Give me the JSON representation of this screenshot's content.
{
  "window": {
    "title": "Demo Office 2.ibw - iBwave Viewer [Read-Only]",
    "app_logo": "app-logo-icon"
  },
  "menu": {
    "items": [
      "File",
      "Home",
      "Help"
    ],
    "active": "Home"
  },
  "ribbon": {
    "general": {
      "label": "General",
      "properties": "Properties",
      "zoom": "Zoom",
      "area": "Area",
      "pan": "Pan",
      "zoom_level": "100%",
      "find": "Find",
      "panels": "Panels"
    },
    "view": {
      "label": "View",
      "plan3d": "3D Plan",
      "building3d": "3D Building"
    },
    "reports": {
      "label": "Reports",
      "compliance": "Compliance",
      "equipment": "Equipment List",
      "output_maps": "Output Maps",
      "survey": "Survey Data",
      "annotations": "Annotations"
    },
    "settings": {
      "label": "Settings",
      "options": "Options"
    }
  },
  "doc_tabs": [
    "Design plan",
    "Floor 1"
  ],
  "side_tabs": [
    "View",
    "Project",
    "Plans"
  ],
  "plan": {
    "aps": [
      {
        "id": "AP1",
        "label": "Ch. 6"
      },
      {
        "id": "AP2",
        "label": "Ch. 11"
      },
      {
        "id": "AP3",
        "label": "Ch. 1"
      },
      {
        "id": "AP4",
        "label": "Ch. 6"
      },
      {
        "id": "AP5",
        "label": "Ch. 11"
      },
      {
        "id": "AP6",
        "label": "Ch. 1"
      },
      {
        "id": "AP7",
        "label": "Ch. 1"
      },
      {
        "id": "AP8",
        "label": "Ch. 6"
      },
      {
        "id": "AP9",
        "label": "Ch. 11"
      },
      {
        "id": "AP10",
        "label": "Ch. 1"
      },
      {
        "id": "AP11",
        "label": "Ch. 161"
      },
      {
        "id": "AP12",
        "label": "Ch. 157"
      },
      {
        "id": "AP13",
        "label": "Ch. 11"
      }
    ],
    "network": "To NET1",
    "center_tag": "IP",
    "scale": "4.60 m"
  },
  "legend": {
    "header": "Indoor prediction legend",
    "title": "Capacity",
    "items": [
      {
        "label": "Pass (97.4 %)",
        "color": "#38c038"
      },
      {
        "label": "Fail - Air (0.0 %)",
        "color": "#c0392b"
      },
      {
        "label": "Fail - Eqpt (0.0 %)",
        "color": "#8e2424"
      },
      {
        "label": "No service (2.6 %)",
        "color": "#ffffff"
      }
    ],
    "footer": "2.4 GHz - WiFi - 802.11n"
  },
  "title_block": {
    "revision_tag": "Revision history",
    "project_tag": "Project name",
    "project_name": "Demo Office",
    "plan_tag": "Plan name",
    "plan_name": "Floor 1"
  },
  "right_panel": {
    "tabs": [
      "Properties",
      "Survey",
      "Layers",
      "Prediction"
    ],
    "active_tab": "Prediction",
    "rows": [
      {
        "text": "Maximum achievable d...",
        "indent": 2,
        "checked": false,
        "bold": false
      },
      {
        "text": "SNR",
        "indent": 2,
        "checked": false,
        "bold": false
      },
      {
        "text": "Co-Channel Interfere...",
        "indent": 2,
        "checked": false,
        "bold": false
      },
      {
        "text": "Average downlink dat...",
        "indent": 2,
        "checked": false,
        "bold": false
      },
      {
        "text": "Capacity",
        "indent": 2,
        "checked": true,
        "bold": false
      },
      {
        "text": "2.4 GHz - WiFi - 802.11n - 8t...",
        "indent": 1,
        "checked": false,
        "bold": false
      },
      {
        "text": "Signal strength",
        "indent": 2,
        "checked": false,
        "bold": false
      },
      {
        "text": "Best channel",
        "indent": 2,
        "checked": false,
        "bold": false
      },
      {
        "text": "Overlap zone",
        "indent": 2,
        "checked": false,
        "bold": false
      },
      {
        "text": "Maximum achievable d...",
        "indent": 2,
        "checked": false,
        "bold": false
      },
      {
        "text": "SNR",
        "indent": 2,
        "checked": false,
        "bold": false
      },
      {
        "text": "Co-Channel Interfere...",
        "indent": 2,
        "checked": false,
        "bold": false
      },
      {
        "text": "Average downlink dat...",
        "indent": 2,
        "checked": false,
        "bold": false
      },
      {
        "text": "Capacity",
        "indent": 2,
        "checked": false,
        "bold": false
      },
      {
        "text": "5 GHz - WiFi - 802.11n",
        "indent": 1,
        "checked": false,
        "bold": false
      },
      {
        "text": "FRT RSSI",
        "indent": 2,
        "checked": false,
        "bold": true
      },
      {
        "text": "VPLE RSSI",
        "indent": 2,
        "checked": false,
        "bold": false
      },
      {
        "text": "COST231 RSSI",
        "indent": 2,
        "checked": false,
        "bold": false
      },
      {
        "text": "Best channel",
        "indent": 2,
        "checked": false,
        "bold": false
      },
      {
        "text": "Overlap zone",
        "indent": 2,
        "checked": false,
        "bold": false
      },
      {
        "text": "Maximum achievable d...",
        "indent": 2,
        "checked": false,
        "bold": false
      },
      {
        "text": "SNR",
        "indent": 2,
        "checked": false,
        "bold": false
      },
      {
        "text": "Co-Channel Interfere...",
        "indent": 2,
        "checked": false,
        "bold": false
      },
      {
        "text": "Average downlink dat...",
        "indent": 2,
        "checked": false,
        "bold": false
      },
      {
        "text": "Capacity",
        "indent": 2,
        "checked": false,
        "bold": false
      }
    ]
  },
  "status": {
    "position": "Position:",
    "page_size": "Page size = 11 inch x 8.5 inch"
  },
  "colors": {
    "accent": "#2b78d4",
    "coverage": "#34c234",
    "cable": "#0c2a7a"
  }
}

********

## [GIVEN TASK]
Go through the listing and print each line exactly as it appears.

## [EXPECTED ANSWER]
Give me the JSON representation of this screenshot's content.
{
  "window": {
    "title": "Demo Office 2.ibw - iBwave Viewer [Read-Only]",
    "app_logo": "app-logo-icon"
  },
  "menu": {
    "items": [
      "File",
      "Home",
      "Help"
    ],
    "active": "Home"
  },
  "ribbon": {
    "general": {
      "label": "General",
      "properties": "Properties",
      "zoom": "Zoom",
      "area": "Area",
      "pan": "Pan",
      "zoom_level": "100%",
      "find": "Find",
      "panels": "Panels"
    },
    "view": {
      "label": "View",
      "plan3d": "3D Plan",
      "building3d": "3D Building"
    },
    "reports": {
      "label": "Reports",
      "compliance": "Compliance",
      "equipment": "Equipment List",
      "output_maps": "Output Maps",
      "survey": "Survey Data",
      "annotations": "Annotations"
    },
    "settings": {
      "label": "Settings",
      "options": "Options"
    }
  },
  "doc_tabs": [
    "Design plan",
    "Floor 1"
  ],
  "side_tabs": [
    "View",
    "Project",
    "Plans"
  ],
  "plan": {
    "aps": [
      {
        "id": "AP1",
        "label": "Ch. 6"
      },
      {
        "id": "AP2",
        "label": "Ch. 11"
      },
      {
        "id": "AP3",
        "label": "Ch. 1"
      },
      {
        "id": "AP4",
        "label": "Ch. 6"
      },
      {
        "id": "AP5",
        "label": "Ch. 11"
      },
      {
        "id": "AP6",
        "label": "Ch. 1"
      },
      {
        "id": "AP7",
        "label": "Ch. 1"
      },
      {
        "id": "AP8",
        "label": "Ch. 6"
      },
      {
        "id": "AP9",
        "label": "Ch. 11"
      },
      {
        "id": "AP10",
        "label": "Ch. 1"
      },
      {
        "id": "AP11",
        "label": "Ch. 161"
      },
      {
        "id": "AP12",
        "label": "Ch. 157"
      },
      {
        "id": "AP13",
        "label": "Ch. 11"
      }
    ],
    "network": "To NET1",
    "center_tag": "IP",
    "scale": "4.60 m"
  },
  "legend": {
    "header": "Indoor prediction legend",
    "title": "Capacity",
    "items": [
      {
        "label": "Pass (97.4 %)",
        "color": "#38c038"
      },
      {
        "label": "Fail - Air (0.0 %)",
        "color": "#c0392b"
      },
      {
        "label": "Fail - Eqpt (0.0 %)",
        "color": "#8e2424"
      },
      {
        "label": "No service (2.6 %)",
        "color": "#ffffff"
      }
    ],
    "footer": "2.4 GHz - WiFi - 802.11n"
  },
  "title_block": {
    "revision_tag": "Revision history",
    "project_tag": "Project name",
    "project_name": "Demo Office",
    "plan_tag": "Plan name",
    "plan_name": "Floor 1"
  },
  "right_panel": {
    "tabs": [
      "Properties",
      "Survey",
      "Layers",
      "Prediction"
    ],
    "active_tab": "Prediction",
    "rows": [
      {
        "text": "Maximum achievable d...",
        "indent": 2,
        "checked": false,
        "bold": false
      },
      {
        "text": "SNR",
        "indent": 2,
        "checked": false,
        "bold": false
      },
      {
        "text": "Co-Channel Interfere...",
        "indent": 2,
        "checked": false,
        "bold": false
      },
      {
        "text": "Average downlink dat...",
        "indent": 2,
        "checked": false,
        "bold": false
      },
      {
        "text": "Capacity",
        "indent": 2,
        "checked": true,
        "bold": false
      },
      {
        "text": "2.4 GHz - WiFi - 802.11n - 8t...",
        "indent": 1,
        "checked": false,
        "bold": false
      },
      {
        "text": "Signal strength",
        "indent": 2,
        "checked": false,
        "bold": false
      },
      {
        "text": "Best channel",
        "indent": 2,
        "checked": false,
        "bold": false
      },
      {
        "text": "Overlap zone",
        "indent": 2,
        "checked": false,
        "bold": false
      },
      {
        "text": "Maximum achievable d...",
        "indent": 2,
        "checked": false,
        "bold": false
      },
      {
        "text": "SNR",
        "indent": 2,
        "checked": false,
        "bold": false
      },
      {
        "text": "Co-Channel Interfere...",
        "indent": 2,
        "checked": false,
        "bold": false
      },
      {
        "text": "Average downlink dat...",
        "indent": 2,
        "checked": false,
        "bold": false
      },
      {
        "text": "Capacity",
        "indent": 2,
        "checked": false,
        "bold": false
      },
      {
        "text": "5 GHz - WiFi - 802.11n",
        "indent": 1,
        "checked": false,
        "bold": false
      },
      {
        "text": "FRT RSSI",
        "indent": 2,
        "checked": false,
        "bold": true
      },
      {
        "text": "VPLE RSSI",
        "indent": 2,
        "checked": false,
        "bold": false
      },
      {
        "text": "COST231 RSSI",
        "indent": 2,
        "checked": false,
        "bold": false
      },
      {
        "text": "Best channel",
        "indent": 2,
        "checked": false,
        "bold": false
      },
      {
        "text": "Overlap zone",
        "indent": 2,
        "checked": false,
        "bold": false
      },
      {
        "text": "Maximum achievable d...",
        "indent": 2,
        "checked": false,
        "bold": false
      },
      {
        "text": "SNR",
        "indent": 2,
        "checked": false,
        "bold": false
      },
      {
        "text": "Co-Channel Interfere...",
        "indent": 2,
        "checked": false,
        "bold": false
      },
      {
        "text": "Average downlink dat...",
        "indent": 2,
        "checked": false,
        "bold": false
      },
      {
        "text": "Capacity",
        "indent": 2,
        "checked": false,
        "bold": false
      }
    ]
  },
  "status": {
    "position": "Position:",
    "page_size": "Page size = 11 inch x 8.5 inch"
  },
  "colors": {
    "accent": "#2b78d4",
    "coverage": "#34c234",
    "cable": "#0c2a7a"
  }
}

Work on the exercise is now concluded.